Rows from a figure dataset
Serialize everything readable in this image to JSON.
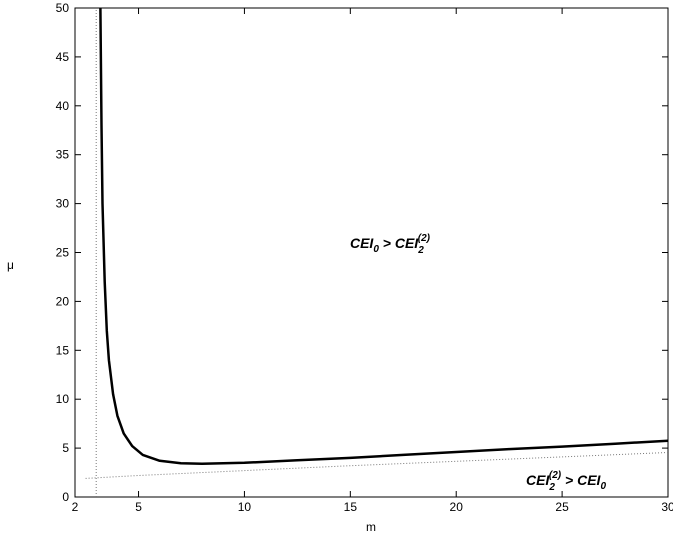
{
  "chart_data": {
    "type": "line",
    "title": "",
    "xlabel": "m",
    "ylabel": "μ",
    "xlim": [
      2,
      30
    ],
    "ylim": [
      0,
      50
    ],
    "x_ticks": [
      2,
      5,
      10,
      15,
      20,
      25,
      30
    ],
    "y_ticks": [
      0,
      5,
      10,
      15,
      20,
      25,
      30,
      35,
      40,
      45,
      50
    ],
    "grid": false,
    "legend": "none",
    "series": [
      {
        "style": "solid-thick",
        "color": "#000000",
        "points": [
          [
            3.2,
            50
          ],
          [
            3.25,
            38
          ],
          [
            3.3,
            30
          ],
          [
            3.4,
            22
          ],
          [
            3.5,
            17
          ],
          [
            3.6,
            14
          ],
          [
            3.8,
            10.5
          ],
          [
            4.0,
            8.3
          ],
          [
            4.3,
            6.5
          ],
          [
            4.7,
            5.2
          ],
          [
            5.2,
            4.3
          ],
          [
            6.0,
            3.7
          ],
          [
            7.0,
            3.45
          ],
          [
            8.0,
            3.4
          ],
          [
            10,
            3.5
          ],
          [
            12.5,
            3.75
          ],
          [
            15,
            4.0
          ],
          [
            17.5,
            4.3
          ],
          [
            20,
            4.6
          ],
          [
            22.5,
            4.9
          ],
          [
            25,
            5.15
          ],
          [
            27.5,
            5.45
          ],
          [
            30,
            5.75
          ]
        ]
      },
      {
        "style": "dotted",
        "color": "#777777",
        "points": [
          [
            3.0,
            0
          ],
          [
            3.0,
            50
          ]
        ]
      },
      {
        "style": "dotted",
        "color": "#777777",
        "points": [
          [
            2.5,
            1.9
          ],
          [
            5,
            2.2
          ],
          [
            10,
            2.7
          ],
          [
            15,
            3.2
          ],
          [
            20,
            3.65
          ],
          [
            25,
            4.1
          ],
          [
            30,
            4.55
          ]
        ]
      }
    ],
    "annotations": [
      {
        "main": "CEI",
        "sub1": "0",
        "op": " > ",
        "main2": "CEI",
        "sup2": "(2)",
        "sub2": "2",
        "x": 16,
        "y": 27.8
      },
      {
        "main": "CEI",
        "sup1": "(2)",
        "sub1": "2",
        "op": " > ",
        "main2": "CEI",
        "sub2": "0",
        "x": 26.3,
        "y": 1.6
      }
    ]
  }
}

> Goal:
The pictures should not appear in the copy; every other part of the records above must be returned exactly.

> Exercise output:
Serialize everything readable in this image to JSON.
{
  "chart_data": {
    "type": "line",
    "title": "",
    "xlabel": "m",
    "ylabel": "μ",
    "xlim": [
      2,
      30
    ],
    "ylim": [
      0,
      50
    ],
    "x_ticks": [
      2,
      5,
      10,
      15,
      20,
      25,
      30
    ],
    "y_ticks": [
      0,
      5,
      10,
      15,
      20,
      25,
      30,
      35,
      40,
      45,
      50
    ],
    "grid": false,
    "legend": "none",
    "series": [
      {
        "style": "solid-thick",
        "color": "#000000",
        "points": [
          [
            3.2,
            50
          ],
          [
            3.25,
            38
          ],
          [
            3.3,
            30
          ],
          [
            3.4,
            22
          ],
          [
            3.5,
            17
          ],
          [
            3.6,
            14
          ],
          [
            3.8,
            10.5
          ],
          [
            4.0,
            8.3
          ],
          [
            4.3,
            6.5
          ],
          [
            4.7,
            5.2
          ],
          [
            5.2,
            4.3
          ],
          [
            6.0,
            3.7
          ],
          [
            7.0,
            3.45
          ],
          [
            8.0,
            3.4
          ],
          [
            10,
            3.5
          ],
          [
            12.5,
            3.75
          ],
          [
            15,
            4.0
          ],
          [
            17.5,
            4.3
          ],
          [
            20,
            4.6
          ],
          [
            22.5,
            4.9
          ],
          [
            25,
            5.15
          ],
          [
            27.5,
            5.45
          ],
          [
            30,
            5.75
          ]
        ]
      },
      {
        "style": "dotted",
        "color": "#777777",
        "points": [
          [
            3.0,
            0
          ],
          [
            3.0,
            50
          ]
        ]
      },
      {
        "style": "dotted",
        "color": "#777777",
        "points": [
          [
            2.5,
            1.9
          ],
          [
            5,
            2.2
          ],
          [
            10,
            2.7
          ],
          [
            15,
            3.2
          ],
          [
            20,
            3.65
          ],
          [
            25,
            4.1
          ],
          [
            30,
            4.55
          ]
        ]
      }
    ],
    "annotations": [
      {
        "main": "CEI",
        "sub1": "0",
        "op": " > ",
        "main2": "CEI",
        "sup2": "(2)",
        "sub2": "2",
        "x": 16,
        "y": 27.8
      },
      {
        "main": "CEI",
        "sup1": "(2)",
        "sub1": "2",
        "op": " > ",
        "main2": "CEI",
        "sub2": "0",
        "x": 26.3,
        "y": 1.6
      }
    ]
  }
}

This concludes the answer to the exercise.